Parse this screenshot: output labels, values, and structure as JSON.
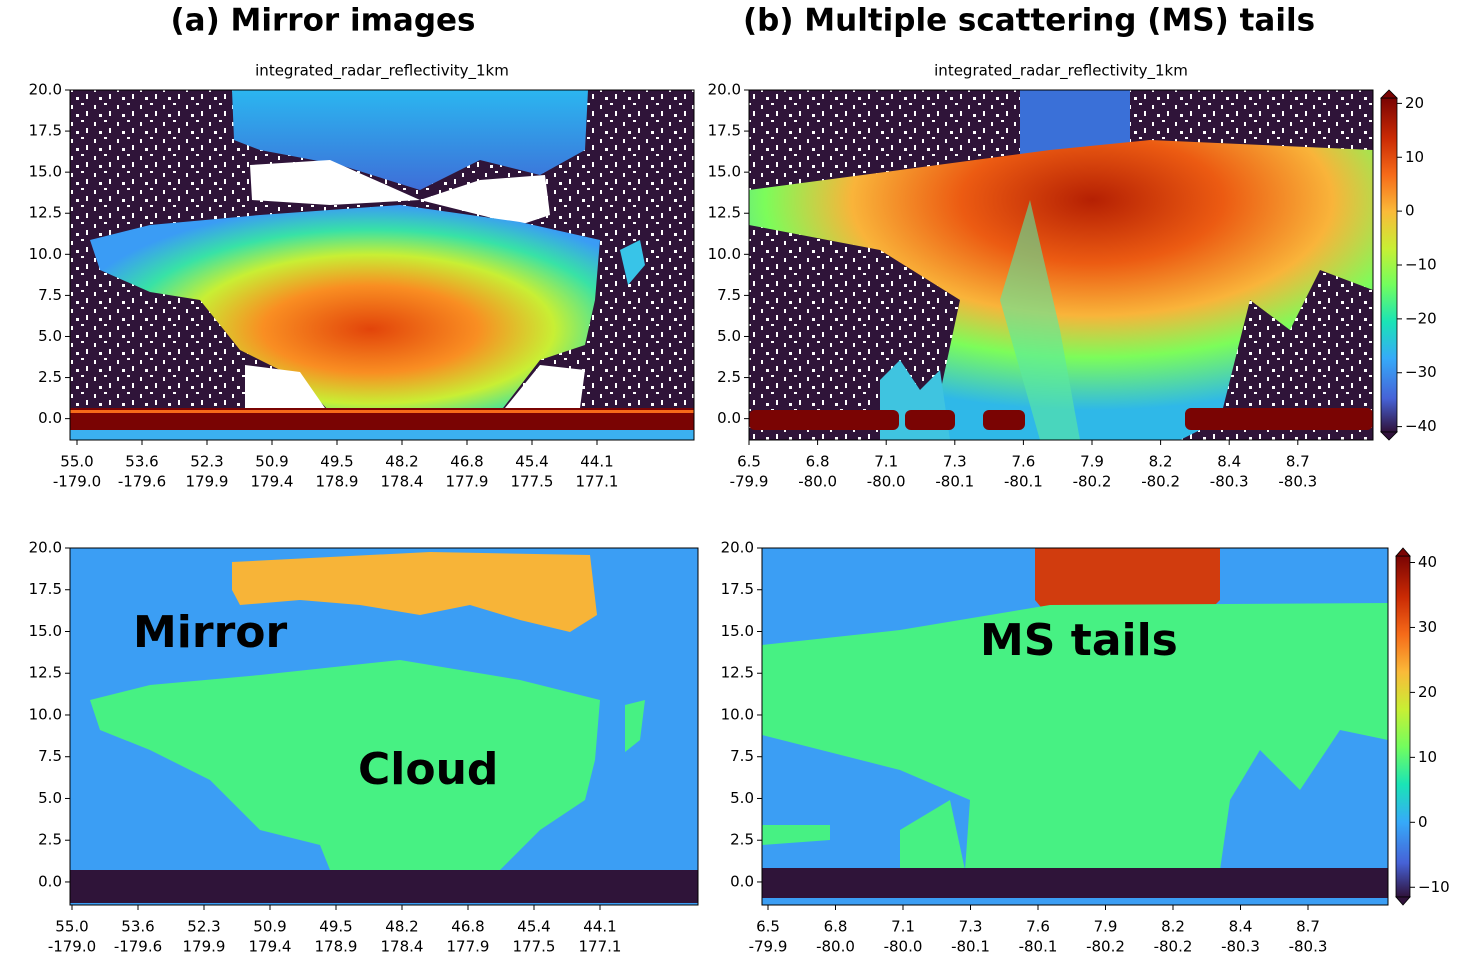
{
  "headings": [
    "(a) Mirror images",
    "(b) Multiple scattering (MS) tails"
  ],
  "chart_data": [
    {
      "type": "heatmap",
      "title": "integrated_radar_reflectivity_1km",
      "ylim": [
        -1.3,
        20
      ],
      "yticks": [
        {
          "value": 0,
          "label": "0.0"
        },
        {
          "value": 2.5,
          "label": "2.5"
        },
        {
          "value": 5,
          "label": "5.0"
        },
        {
          "value": 7.5,
          "label": "7.5"
        },
        {
          "value": 10,
          "label": "10.0"
        },
        {
          "value": 12.5,
          "label": "12.5"
        },
        {
          "value": 15,
          "label": "15.0"
        },
        {
          "value": 17.5,
          "label": "17.5"
        },
        {
          "value": 20,
          "label": "20.0"
        }
      ],
      "x_labels": [
        [
          "55.0",
          "-179.0"
        ],
        [
          "53.6",
          "-179.6"
        ],
        [
          "52.3",
          "179.9"
        ],
        [
          "50.9",
          "179.4"
        ],
        [
          "49.5",
          "178.9"
        ],
        [
          "48.2",
          "178.4"
        ],
        [
          "46.8",
          "177.9"
        ],
        [
          "45.4",
          "177.5"
        ],
        [
          "44.1",
          "177.1"
        ]
      ]
    },
    {
      "type": "heatmap",
      "title": "integrated_radar_reflectivity_1km",
      "ylim": [
        -1.3,
        20
      ],
      "yticks": [
        {
          "value": 0,
          "label": "0.0"
        },
        {
          "value": 2.5,
          "label": "2.5"
        },
        {
          "value": 5,
          "label": "5.0"
        },
        {
          "value": 7.5,
          "label": "7.5"
        },
        {
          "value": 10,
          "label": "10.0"
        },
        {
          "value": 12.5,
          "label": "12.5"
        },
        {
          "value": 15,
          "label": "15.0"
        },
        {
          "value": 17.5,
          "label": "17.5"
        },
        {
          "value": 20,
          "label": "20.0"
        }
      ],
      "x_labels": [
        [
          "6.5",
          "-79.9"
        ],
        [
          "6.8",
          "-80.0"
        ],
        [
          "7.1",
          "-80.0"
        ],
        [
          "7.3",
          "-80.1"
        ],
        [
          "7.6",
          "-80.1"
        ],
        [
          "7.9",
          "-80.2"
        ],
        [
          "8.2",
          "-80.2"
        ],
        [
          "8.4",
          "-80.3"
        ],
        [
          "8.7",
          "-80.3"
        ]
      ],
      "clim": [
        -41,
        21
      ],
      "cticks": [
        {
          "value": -40,
          "label": "−40"
        },
        {
          "value": -30,
          "label": "−30"
        },
        {
          "value": -20,
          "label": "−20"
        },
        {
          "value": -10,
          "label": "−10"
        },
        0,
        10,
        20
      ]
    },
    {
      "type": "heatmap",
      "ylim": [
        -1.38,
        20
      ],
      "yticks": [
        {
          "value": 0,
          "label": "0.0"
        },
        {
          "value": 2.5,
          "label": "2.5"
        },
        {
          "value": 5,
          "label": "5.0"
        },
        {
          "value": 7.5,
          "label": "7.5"
        },
        {
          "value": 10,
          "label": "10.0"
        },
        {
          "value": 12.5,
          "label": "12.5"
        },
        {
          "value": 15,
          "label": "15.0"
        },
        {
          "value": 17.5,
          "label": "17.5"
        },
        {
          "value": 20,
          "label": "20.0"
        }
      ],
      "x_labels": [
        [
          "55.0",
          "-179.0"
        ],
        [
          "53.6",
          "-179.6"
        ],
        [
          "52.3",
          "179.9"
        ],
        [
          "50.9",
          "179.4"
        ],
        [
          "49.5",
          "178.9"
        ],
        [
          "48.2",
          "178.4"
        ],
        [
          "46.8",
          "177.9"
        ],
        [
          "45.4",
          "177.5"
        ],
        [
          "44.1",
          "177.1"
        ]
      ],
      "annotations": [
        {
          "text": "Mirror",
          "color": "#f7b32f"
        },
        {
          "text": "Cloud",
          "color": "#2b5a1a"
        }
      ]
    },
    {
      "type": "heatmap",
      "ylim": [
        -1.38,
        20
      ],
      "yticks": [
        {
          "value": 0,
          "label": "0.0"
        },
        {
          "value": 2.5,
          "label": "2.5"
        },
        {
          "value": 5,
          "label": "5.0"
        },
        {
          "value": 7.5,
          "label": "7.5"
        },
        {
          "value": 10,
          "label": "10.0"
        },
        {
          "value": 12.5,
          "label": "12.5"
        },
        {
          "value": 15,
          "label": "15.0"
        },
        {
          "value": 17.5,
          "label": "17.5"
        },
        {
          "value": 20,
          "label": "20.0"
        }
      ],
      "x_labels": [
        [
          "6.5",
          "-79.9"
        ],
        [
          "6.8",
          "-80.0"
        ],
        [
          "7.1",
          "-80.0"
        ],
        [
          "7.3",
          "-80.1"
        ],
        [
          "7.6",
          "-80.1"
        ],
        [
          "7.9",
          "-80.2"
        ],
        [
          "8.2",
          "-80.2"
        ],
        [
          "8.4",
          "-80.3"
        ],
        [
          "8.7",
          "-80.3"
        ]
      ],
      "clim": [
        -11.5,
        41
      ],
      "cticks": [
        {
          "value": -10,
          "label": "−10"
        },
        0,
        10,
        20,
        30,
        40
      ],
      "annotations": [
        {
          "text": "MS tails",
          "color": "#e8140f"
        }
      ]
    }
  ]
}
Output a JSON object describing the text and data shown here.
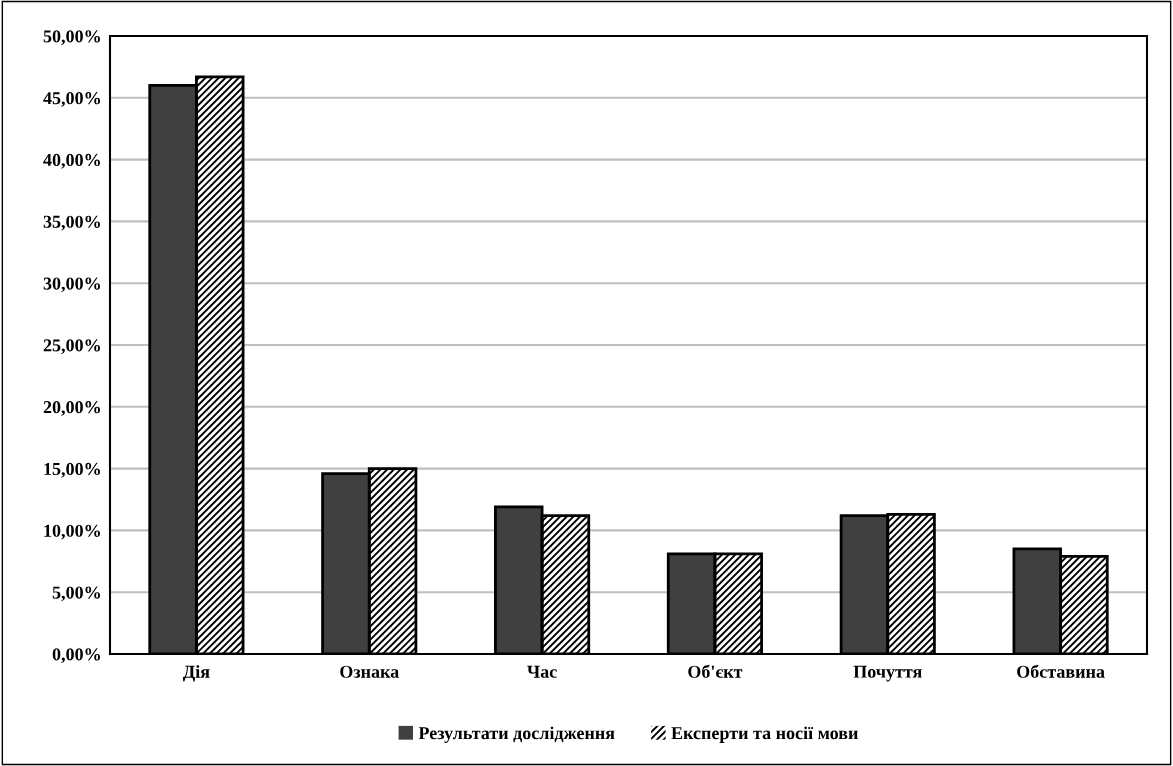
{
  "chart_data": {
    "type": "bar",
    "categories": [
      "Дія",
      "Ознака",
      "Час",
      "Об'єкт",
      "Почуття",
      "Обставина"
    ],
    "series": [
      {
        "name": "Результати дослідження",
        "color": "#404040",
        "values": [
          46.0,
          14.6,
          11.9,
          8.1,
          11.2,
          8.5
        ]
      },
      {
        "name": "Експерти та носії мови",
        "color": "#000000",
        "values": [
          46.7,
          15.0,
          11.2,
          8.1,
          11.3,
          7.9
        ]
      }
    ],
    "ylim": [
      0,
      50
    ],
    "yticks": [
      {
        "value": 0,
        "label": "0,00%"
      },
      {
        "value": 5,
        "label": "5,00%"
      },
      {
        "value": 10,
        "label": "10,00%"
      },
      {
        "value": 15,
        "label": "15,00%"
      },
      {
        "value": 20,
        "label": "20,00%"
      },
      {
        "value": 25,
        "label": "25,00%"
      },
      {
        "value": 30,
        "label": "30,00%"
      },
      {
        "value": 35,
        "label": "35,00%"
      },
      {
        "value": 40,
        "label": "40,00%"
      },
      {
        "value": 45,
        "label": "45,00%"
      },
      {
        "value": 50,
        "label": "50,00%"
      }
    ],
    "grid": "y",
    "legend": "bottom"
  }
}
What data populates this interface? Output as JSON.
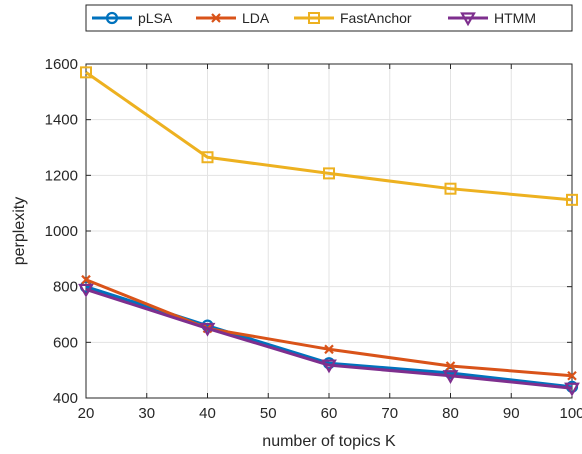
{
  "chart_data": {
    "type": "line",
    "xlabel": "number of topics K",
    "ylabel": "perplexity",
    "xlim": [
      20,
      100
    ],
    "ylim": [
      400,
      1600
    ],
    "xticks": [
      20,
      30,
      40,
      50,
      60,
      70,
      80,
      90,
      100
    ],
    "yticks": [
      400,
      600,
      800,
      1000,
      1200,
      1400,
      1600
    ],
    "grid": true,
    "legend_position": "top, outside plot, horizontal",
    "x": [
      20,
      40,
      60,
      80,
      100
    ],
    "series": [
      {
        "name": "pLSA",
        "values": [
          800,
          660,
          525,
          490,
          440
        ],
        "color": "#0072BD",
        "marker": "circle"
      },
      {
        "name": "LDA",
        "values": [
          825,
          650,
          575,
          515,
          480
        ],
        "color": "#D95319",
        "marker": "x"
      },
      {
        "name": "FastAnchor",
        "values": [
          1570,
          1265,
          1207,
          1152,
          1112
        ],
        "color": "#EDB120",
        "marker": "square"
      },
      {
        "name": "HTMM",
        "values": [
          790,
          650,
          518,
          480,
          435
        ],
        "color": "#7E2F8E",
        "marker": "triangle-down"
      }
    ]
  }
}
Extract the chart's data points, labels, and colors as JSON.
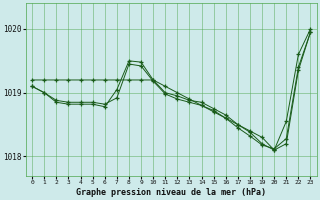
{
  "xlabel": "Graphe pression niveau de la mer (hPa)",
  "bg_color": "#ceeaea",
  "grid_color": "#4da64d",
  "line_color": "#1a5c1a",
  "marker": "+",
  "ylim": [
    1017.7,
    1020.4
  ],
  "xlim": [
    -0.5,
    23.5
  ],
  "yticks": [
    1018,
    1019,
    1020
  ],
  "xticks": [
    0,
    1,
    2,
    3,
    4,
    5,
    6,
    7,
    8,
    9,
    10,
    11,
    12,
    13,
    14,
    15,
    16,
    17,
    18,
    19,
    20,
    21,
    22,
    23
  ],
  "series": [
    {
      "x": [
        0,
        1,
        2,
        3,
        4,
        5,
        6,
        7,
        8,
        9,
        10,
        11,
        12,
        13,
        14,
        15,
        16,
        17,
        18,
        19,
        20,
        21,
        22,
        23
      ],
      "y": [
        1019.2,
        1019.2,
        1019.2,
        1019.2,
        1019.2,
        1019.2,
        1019.2,
        1019.2,
        1019.2,
        1019.2,
        1019.2,
        1019.1,
        1019.0,
        1018.9,
        1018.8,
        1018.7,
        1018.6,
        1018.5,
        1018.4,
        1018.3,
        1018.1,
        1018.55,
        1019.6,
        1020.0
      ]
    },
    {
      "x": [
        0,
        1,
        2,
        3,
        4,
        5,
        6,
        7,
        8,
        9,
        10,
        11,
        12,
        13,
        14,
        15,
        16,
        17,
        18,
        19,
        20,
        21,
        22,
        23
      ],
      "y": [
        1019.1,
        1019.0,
        1018.85,
        1018.82,
        1018.82,
        1018.82,
        1018.78,
        1019.05,
        1019.5,
        1019.48,
        1019.2,
        1019.0,
        1018.95,
        1018.88,
        1018.85,
        1018.75,
        1018.65,
        1018.5,
        1018.38,
        1018.2,
        1018.1,
        1018.2,
        1019.35,
        1019.95
      ]
    },
    {
      "x": [
        0,
        1,
        2,
        3,
        4,
        5,
        6,
        7,
        8,
        9,
        10,
        11,
        12,
        13,
        14,
        15,
        16,
        17,
        18,
        19,
        20,
        21,
        22,
        23
      ],
      "y": [
        1019.1,
        1019.0,
        1018.88,
        1018.85,
        1018.85,
        1018.85,
        1018.82,
        1018.92,
        1019.45,
        1019.42,
        1019.18,
        1018.98,
        1018.9,
        1018.85,
        1018.8,
        1018.72,
        1018.6,
        1018.45,
        1018.32,
        1018.18,
        1018.12,
        1018.28,
        1019.4,
        1019.95
      ]
    }
  ]
}
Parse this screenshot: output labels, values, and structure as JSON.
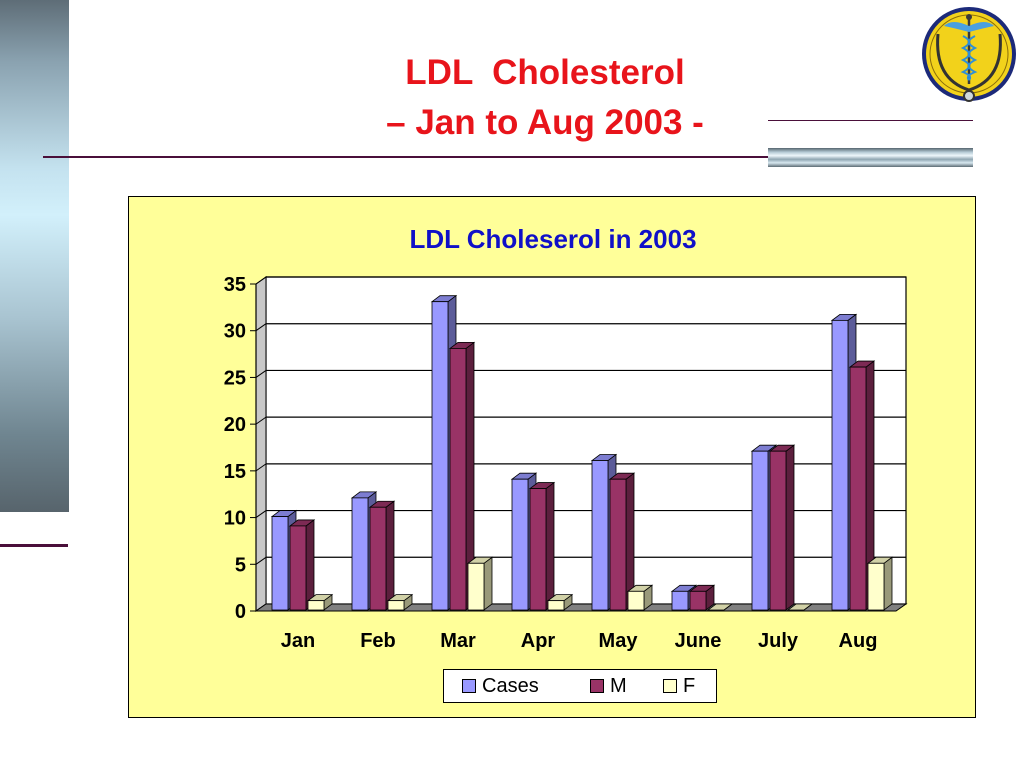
{
  "slide": {
    "title_line1": "LDL  Cholesterol",
    "title_line2": "– Jan to Aug 2003 -"
  },
  "colors": {
    "title": "#e8141b",
    "chart_title": "#1010c8",
    "chart_background": "#ffff99",
    "accent_rule": "#4a0f3a"
  },
  "logo": {
    "icon": "caduceus-stethoscope-emblem-icon"
  },
  "chart_data": {
    "type": "bar",
    "style": "3d-clustered",
    "title": "LDL Choleserol in 2003",
    "categories": [
      "Jan",
      "Feb",
      "Mar",
      "Apr",
      "May",
      "June",
      "July",
      "Aug"
    ],
    "series": [
      {
        "name": "Cases",
        "color": "#9999ff",
        "values": [
          10,
          12,
          33,
          14,
          16,
          2,
          17,
          31
        ]
      },
      {
        "name": "M",
        "color": "#993366",
        "values": [
          9,
          11,
          28,
          13,
          14,
          2,
          17,
          26
        ]
      },
      {
        "name": "F",
        "color": "#ffffcc",
        "values": [
          1,
          1,
          5,
          1,
          2,
          0,
          0,
          5
        ]
      }
    ],
    "ylim": [
      0,
      35
    ],
    "yticks": [
      0,
      5,
      10,
      15,
      20,
      25,
      30,
      35
    ],
    "grid": true,
    "legend": "bottom",
    "xlabel": "",
    "ylabel": ""
  }
}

> **TASK**
Which lines above hold the word "text"? Copy each of them.

> **ANSWER FOR THE TASK**
          "text": "Mirror",
          "text": "Cloud",
          "text": "MS tails",
Output a JSON object describing the text and data shown here.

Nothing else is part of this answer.